• Material:
>> Begin

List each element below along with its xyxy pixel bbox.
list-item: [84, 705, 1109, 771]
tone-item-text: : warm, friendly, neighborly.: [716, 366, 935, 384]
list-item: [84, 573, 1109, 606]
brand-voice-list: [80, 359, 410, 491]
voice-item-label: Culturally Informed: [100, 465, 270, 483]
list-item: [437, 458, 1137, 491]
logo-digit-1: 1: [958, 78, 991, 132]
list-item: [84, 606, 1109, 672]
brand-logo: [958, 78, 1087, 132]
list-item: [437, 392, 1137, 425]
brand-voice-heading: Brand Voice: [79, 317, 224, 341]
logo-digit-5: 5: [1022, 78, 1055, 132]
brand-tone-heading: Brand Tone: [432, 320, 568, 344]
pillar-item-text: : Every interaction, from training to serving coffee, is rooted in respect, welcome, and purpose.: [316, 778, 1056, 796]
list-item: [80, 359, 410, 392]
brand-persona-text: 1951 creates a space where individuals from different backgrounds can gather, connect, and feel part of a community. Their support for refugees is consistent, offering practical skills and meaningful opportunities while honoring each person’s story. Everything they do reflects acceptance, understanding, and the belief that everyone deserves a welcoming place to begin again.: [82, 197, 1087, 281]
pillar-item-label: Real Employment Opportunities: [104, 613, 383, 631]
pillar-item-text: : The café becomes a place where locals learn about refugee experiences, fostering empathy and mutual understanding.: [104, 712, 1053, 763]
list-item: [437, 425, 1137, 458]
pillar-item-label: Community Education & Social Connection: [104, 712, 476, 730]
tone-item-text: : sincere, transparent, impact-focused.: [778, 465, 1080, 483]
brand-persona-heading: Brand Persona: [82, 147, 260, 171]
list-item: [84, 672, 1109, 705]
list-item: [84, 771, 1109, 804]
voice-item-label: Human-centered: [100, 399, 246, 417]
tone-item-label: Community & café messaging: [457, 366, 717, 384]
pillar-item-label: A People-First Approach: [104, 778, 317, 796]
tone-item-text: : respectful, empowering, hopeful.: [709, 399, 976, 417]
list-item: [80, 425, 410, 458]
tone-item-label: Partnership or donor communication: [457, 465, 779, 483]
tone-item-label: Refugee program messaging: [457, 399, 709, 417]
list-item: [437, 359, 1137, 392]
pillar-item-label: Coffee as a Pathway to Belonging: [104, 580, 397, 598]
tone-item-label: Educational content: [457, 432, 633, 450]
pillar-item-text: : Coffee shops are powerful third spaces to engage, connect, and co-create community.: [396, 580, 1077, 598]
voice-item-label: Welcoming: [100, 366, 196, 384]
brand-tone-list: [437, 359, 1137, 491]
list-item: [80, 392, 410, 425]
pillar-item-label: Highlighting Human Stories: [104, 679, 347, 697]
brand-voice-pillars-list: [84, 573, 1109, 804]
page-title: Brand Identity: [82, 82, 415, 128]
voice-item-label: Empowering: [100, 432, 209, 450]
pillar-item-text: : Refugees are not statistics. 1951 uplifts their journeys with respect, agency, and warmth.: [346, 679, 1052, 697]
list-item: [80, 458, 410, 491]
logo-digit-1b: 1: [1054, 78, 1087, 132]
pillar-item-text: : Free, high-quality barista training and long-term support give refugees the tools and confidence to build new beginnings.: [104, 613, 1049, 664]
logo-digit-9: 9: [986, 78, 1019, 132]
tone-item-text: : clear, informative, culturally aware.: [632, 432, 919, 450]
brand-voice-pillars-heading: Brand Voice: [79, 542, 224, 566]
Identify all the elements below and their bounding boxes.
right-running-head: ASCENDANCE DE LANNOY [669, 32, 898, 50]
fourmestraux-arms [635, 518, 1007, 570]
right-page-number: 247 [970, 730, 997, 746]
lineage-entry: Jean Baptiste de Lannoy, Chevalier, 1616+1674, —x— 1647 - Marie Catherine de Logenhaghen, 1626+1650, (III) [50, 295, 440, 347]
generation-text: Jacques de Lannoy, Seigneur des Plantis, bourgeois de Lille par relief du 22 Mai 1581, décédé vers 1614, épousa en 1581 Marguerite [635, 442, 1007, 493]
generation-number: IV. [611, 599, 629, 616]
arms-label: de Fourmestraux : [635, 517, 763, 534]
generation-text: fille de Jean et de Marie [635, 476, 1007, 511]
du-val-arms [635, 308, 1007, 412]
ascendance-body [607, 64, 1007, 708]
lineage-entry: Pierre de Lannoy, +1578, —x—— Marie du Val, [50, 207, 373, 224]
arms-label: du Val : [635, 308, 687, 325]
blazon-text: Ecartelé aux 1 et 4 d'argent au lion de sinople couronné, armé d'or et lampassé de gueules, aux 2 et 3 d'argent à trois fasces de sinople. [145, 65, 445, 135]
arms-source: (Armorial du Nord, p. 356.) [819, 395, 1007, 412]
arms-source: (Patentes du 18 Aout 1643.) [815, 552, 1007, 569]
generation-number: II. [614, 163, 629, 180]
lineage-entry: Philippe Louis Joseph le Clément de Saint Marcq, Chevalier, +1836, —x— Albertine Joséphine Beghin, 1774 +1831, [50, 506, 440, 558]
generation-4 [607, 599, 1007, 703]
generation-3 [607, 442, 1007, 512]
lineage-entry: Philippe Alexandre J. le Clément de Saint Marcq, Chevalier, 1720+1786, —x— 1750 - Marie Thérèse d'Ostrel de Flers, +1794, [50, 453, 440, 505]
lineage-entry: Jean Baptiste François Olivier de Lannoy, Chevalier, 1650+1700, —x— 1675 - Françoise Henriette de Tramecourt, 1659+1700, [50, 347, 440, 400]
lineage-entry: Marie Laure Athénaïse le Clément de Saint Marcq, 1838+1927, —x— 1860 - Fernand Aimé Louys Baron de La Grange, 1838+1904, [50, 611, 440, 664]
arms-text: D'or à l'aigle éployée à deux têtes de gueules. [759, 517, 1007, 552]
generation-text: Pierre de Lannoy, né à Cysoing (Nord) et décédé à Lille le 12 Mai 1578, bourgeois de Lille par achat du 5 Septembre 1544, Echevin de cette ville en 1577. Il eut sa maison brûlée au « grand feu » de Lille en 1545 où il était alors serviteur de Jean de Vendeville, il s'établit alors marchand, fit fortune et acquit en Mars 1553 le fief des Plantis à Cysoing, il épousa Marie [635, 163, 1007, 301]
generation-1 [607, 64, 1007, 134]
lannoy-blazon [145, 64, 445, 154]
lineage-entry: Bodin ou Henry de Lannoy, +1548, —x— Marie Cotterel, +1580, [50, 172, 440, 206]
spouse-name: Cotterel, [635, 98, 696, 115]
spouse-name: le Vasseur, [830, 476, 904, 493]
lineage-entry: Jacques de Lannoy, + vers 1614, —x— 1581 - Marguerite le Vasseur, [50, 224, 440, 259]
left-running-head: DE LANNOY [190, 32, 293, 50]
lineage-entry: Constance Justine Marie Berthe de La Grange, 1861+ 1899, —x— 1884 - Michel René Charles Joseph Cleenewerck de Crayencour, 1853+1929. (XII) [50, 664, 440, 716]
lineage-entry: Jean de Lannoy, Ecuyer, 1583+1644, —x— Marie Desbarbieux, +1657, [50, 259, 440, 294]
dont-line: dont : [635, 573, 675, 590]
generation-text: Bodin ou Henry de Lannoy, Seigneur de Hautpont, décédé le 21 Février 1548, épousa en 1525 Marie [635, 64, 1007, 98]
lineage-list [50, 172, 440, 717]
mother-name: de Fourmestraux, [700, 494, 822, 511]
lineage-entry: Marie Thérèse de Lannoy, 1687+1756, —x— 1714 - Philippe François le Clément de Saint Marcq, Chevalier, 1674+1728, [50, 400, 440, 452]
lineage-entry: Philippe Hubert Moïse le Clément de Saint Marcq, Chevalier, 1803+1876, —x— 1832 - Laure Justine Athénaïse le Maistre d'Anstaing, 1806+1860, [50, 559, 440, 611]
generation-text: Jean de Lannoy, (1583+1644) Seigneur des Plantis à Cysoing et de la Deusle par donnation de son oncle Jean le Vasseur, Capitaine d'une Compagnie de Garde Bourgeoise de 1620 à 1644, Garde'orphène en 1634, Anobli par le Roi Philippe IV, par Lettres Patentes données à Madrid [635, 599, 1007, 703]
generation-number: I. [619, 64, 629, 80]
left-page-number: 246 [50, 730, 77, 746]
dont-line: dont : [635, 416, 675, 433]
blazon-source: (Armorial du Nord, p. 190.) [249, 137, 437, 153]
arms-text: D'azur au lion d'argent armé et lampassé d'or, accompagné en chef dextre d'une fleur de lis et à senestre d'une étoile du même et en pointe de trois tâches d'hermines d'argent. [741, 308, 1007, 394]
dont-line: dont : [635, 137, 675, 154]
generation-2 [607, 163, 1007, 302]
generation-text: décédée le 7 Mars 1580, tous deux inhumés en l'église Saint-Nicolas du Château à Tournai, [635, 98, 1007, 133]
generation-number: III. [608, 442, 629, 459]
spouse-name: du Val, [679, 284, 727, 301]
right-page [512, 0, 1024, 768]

>> End

• Exercise requirements: Can you reproduce the records from their very first line through the line containing "list-item: [437, 359, 1137, 392]", with that line included?

• Result of this exercise:
List each element below along with its xyxy pixel bbox.
list-item: [84, 705, 1109, 771]
tone-item-text: : warm, friendly, neighborly.: [716, 366, 935, 384]
list-item: [84, 573, 1109, 606]
brand-voice-list: [80, 359, 410, 491]
voice-item-label: Culturally Informed: [100, 465, 270, 483]
list-item: [437, 458, 1137, 491]
logo-digit-1: 1: [958, 78, 991, 132]
list-item: [84, 606, 1109, 672]
brand-logo: [958, 78, 1087, 132]
list-item: [437, 392, 1137, 425]
brand-voice-heading: Brand Voice: [79, 317, 224, 341]
logo-digit-5: 5: [1022, 78, 1055, 132]
brand-tone-heading: Brand Tone: [432, 320, 568, 344]
pillar-item-text: : Every interaction, from training to serving coffee, is rooted in respect, welcome, and purpose.: [316, 778, 1056, 796]
list-item: [80, 359, 410, 392]
brand-persona-text: 1951 creates a space where individuals from different backgrounds can gather, connect, and feel part of a community. Their support for refugees is consistent, offering practical skills and meaningful opportunities while honoring each person’s story. Everything they do reflects acceptance, understanding, and the belief that everyone deserves a welcoming place to begin again.: [82, 197, 1087, 281]
pillar-item-label: Real Employment Opportunities: [104, 613, 383, 631]
pillar-item-text: : The café becomes a place where locals learn about refugee experiences, fostering empathy and mutual understanding.: [104, 712, 1053, 763]
list-item: [437, 425, 1137, 458]
pillar-item-label: Community Education & Social Connection: [104, 712, 476, 730]
tone-item-text: : sincere, transparent, impact-focused.: [778, 465, 1080, 483]
brand-persona-heading: Brand Persona: [82, 147, 260, 171]
list-item: [84, 672, 1109, 705]
list-item: [84, 771, 1109, 804]
voice-item-label: Human-centered: [100, 399, 246, 417]
tone-item-label: Community & café messaging: [457, 366, 717, 384]
pillar-item-label: A People-First Approach: [104, 778, 317, 796]
tone-item-text: : respectful, empowering, hopeful.: [709, 399, 976, 417]
list-item: [80, 425, 410, 458]
tone-item-label: Partnership or donor communication: [457, 465, 779, 483]
tone-item-label: Refugee program messaging: [457, 399, 709, 417]
list-item: [437, 359, 1137, 392]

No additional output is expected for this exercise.